- _Do this_: Which lines hold the word "image"? Copy each of them from the material.
>> Start
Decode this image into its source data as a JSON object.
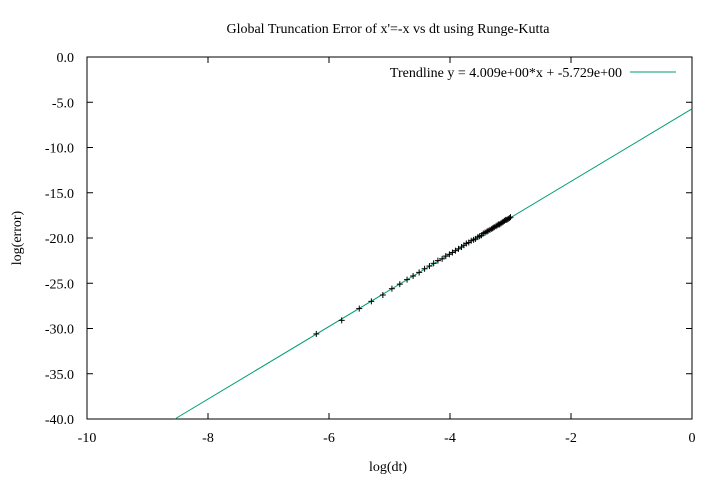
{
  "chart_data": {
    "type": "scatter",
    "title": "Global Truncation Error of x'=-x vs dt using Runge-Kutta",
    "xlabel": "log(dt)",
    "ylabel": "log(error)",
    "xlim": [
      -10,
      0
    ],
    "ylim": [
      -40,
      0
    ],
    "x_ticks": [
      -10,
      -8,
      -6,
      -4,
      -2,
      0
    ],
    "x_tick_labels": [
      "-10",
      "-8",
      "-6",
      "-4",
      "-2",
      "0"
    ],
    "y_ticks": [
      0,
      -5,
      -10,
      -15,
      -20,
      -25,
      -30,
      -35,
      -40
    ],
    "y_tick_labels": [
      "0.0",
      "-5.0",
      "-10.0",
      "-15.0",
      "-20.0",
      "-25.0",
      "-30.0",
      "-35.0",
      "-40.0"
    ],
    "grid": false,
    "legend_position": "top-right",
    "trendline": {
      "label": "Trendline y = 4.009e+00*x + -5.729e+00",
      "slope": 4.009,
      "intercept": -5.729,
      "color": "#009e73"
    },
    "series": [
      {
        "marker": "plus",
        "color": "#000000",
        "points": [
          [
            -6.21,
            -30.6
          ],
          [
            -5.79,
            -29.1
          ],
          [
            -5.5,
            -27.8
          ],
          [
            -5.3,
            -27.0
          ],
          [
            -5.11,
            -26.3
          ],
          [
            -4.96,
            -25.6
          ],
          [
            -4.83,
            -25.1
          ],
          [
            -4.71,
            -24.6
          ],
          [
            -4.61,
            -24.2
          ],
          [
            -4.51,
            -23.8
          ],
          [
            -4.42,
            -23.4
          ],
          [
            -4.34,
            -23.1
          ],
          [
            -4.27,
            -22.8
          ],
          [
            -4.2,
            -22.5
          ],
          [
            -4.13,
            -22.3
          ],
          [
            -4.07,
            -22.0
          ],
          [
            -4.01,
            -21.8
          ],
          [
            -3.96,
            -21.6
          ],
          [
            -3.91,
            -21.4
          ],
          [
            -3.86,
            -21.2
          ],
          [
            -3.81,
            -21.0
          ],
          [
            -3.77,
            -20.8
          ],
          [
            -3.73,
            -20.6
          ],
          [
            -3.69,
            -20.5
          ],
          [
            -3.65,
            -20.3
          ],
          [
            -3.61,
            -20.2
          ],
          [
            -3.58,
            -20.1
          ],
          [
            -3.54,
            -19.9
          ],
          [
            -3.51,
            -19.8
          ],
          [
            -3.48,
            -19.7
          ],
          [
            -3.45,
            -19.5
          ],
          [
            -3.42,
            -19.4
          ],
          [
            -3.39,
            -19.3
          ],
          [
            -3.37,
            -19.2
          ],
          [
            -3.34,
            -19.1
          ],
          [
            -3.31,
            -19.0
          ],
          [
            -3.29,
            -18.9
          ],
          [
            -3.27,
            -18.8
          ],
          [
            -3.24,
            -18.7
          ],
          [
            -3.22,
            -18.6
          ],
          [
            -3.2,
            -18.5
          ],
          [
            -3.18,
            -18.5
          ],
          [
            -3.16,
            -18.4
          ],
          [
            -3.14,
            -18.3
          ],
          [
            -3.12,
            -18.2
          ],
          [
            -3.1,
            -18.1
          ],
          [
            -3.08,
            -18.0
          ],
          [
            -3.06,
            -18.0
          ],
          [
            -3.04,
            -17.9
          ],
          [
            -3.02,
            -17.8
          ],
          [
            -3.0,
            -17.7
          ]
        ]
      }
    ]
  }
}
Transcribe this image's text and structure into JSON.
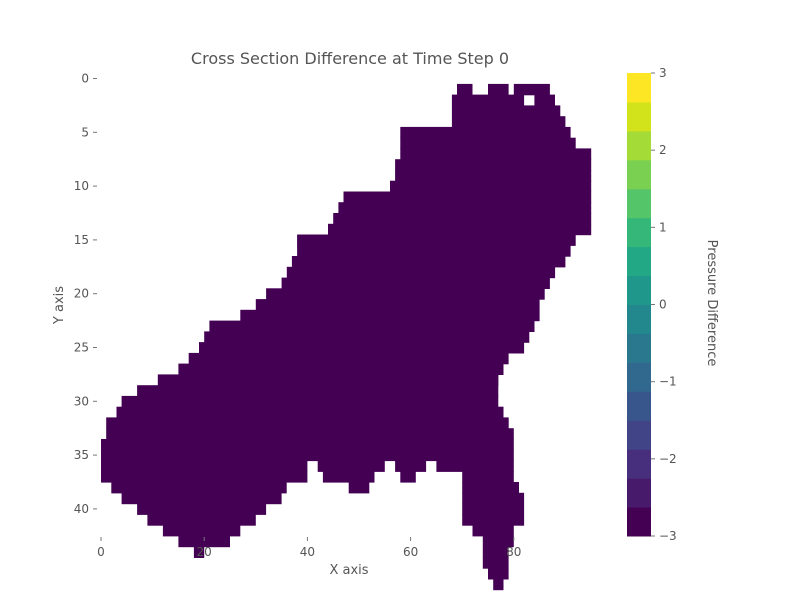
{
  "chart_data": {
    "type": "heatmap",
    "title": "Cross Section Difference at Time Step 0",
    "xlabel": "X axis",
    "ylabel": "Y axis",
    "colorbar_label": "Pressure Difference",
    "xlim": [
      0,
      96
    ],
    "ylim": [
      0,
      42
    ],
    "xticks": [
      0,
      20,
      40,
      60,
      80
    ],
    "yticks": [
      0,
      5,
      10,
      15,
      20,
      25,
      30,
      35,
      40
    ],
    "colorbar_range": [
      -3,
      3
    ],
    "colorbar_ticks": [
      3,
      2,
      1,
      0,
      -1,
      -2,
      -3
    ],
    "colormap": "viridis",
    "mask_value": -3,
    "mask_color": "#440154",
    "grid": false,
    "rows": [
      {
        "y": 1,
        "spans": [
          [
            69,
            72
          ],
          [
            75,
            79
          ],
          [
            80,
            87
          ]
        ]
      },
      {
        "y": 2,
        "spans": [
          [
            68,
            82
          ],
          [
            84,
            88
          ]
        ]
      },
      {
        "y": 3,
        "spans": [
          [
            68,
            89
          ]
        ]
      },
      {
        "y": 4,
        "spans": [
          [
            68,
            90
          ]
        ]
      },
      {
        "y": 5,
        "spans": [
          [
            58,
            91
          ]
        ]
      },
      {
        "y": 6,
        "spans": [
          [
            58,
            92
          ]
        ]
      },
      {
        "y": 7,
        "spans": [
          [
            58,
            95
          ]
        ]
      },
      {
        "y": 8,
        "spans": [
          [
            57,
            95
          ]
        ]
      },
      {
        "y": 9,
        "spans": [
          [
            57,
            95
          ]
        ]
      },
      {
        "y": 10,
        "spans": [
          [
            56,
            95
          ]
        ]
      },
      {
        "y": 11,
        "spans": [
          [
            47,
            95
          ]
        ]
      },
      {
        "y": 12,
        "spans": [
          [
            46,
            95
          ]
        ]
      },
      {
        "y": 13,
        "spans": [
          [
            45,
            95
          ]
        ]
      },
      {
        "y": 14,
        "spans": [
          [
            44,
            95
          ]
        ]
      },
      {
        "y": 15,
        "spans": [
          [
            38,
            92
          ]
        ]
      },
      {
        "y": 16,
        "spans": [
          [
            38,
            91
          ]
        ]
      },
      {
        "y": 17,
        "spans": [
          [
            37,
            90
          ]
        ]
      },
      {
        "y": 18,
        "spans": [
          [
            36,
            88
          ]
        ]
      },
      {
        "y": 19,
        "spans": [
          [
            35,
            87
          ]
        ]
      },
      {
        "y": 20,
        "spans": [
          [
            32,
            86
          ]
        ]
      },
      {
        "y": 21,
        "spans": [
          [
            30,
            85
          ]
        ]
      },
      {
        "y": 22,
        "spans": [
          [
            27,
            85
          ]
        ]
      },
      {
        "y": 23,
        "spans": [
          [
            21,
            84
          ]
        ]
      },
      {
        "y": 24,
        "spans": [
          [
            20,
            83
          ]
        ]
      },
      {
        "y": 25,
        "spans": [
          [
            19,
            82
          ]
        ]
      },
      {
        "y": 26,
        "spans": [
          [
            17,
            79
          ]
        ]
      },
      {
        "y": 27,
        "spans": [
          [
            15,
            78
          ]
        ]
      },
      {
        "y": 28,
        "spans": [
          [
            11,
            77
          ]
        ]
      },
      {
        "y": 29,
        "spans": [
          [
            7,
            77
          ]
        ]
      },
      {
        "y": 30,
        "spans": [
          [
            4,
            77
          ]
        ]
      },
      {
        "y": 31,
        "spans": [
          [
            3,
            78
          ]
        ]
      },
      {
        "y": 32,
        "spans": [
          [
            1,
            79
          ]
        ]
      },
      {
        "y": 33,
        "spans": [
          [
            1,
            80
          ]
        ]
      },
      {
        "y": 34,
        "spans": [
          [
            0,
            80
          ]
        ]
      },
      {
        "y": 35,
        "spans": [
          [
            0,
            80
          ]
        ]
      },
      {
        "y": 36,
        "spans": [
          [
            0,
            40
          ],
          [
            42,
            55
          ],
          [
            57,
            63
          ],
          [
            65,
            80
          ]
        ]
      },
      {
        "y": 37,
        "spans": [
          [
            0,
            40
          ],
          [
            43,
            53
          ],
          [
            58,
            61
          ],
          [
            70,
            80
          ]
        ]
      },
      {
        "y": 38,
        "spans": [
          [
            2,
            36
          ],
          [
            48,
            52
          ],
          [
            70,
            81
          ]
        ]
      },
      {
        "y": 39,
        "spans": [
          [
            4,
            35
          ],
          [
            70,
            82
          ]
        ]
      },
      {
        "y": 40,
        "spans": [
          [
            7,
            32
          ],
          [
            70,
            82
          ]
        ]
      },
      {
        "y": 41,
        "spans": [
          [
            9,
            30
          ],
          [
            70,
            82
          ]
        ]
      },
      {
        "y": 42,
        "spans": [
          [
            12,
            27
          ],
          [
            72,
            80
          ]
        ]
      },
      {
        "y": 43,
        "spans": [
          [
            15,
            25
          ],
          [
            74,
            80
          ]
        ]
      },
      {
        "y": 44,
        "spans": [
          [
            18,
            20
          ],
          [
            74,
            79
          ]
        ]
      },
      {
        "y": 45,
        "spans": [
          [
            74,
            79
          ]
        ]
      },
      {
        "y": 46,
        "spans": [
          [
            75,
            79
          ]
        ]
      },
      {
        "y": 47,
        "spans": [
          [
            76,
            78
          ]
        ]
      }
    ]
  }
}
>> End
- _Solution below_:
Decode this image into its source data as a JSON object.
Transcribe this image's text and structure into JSON.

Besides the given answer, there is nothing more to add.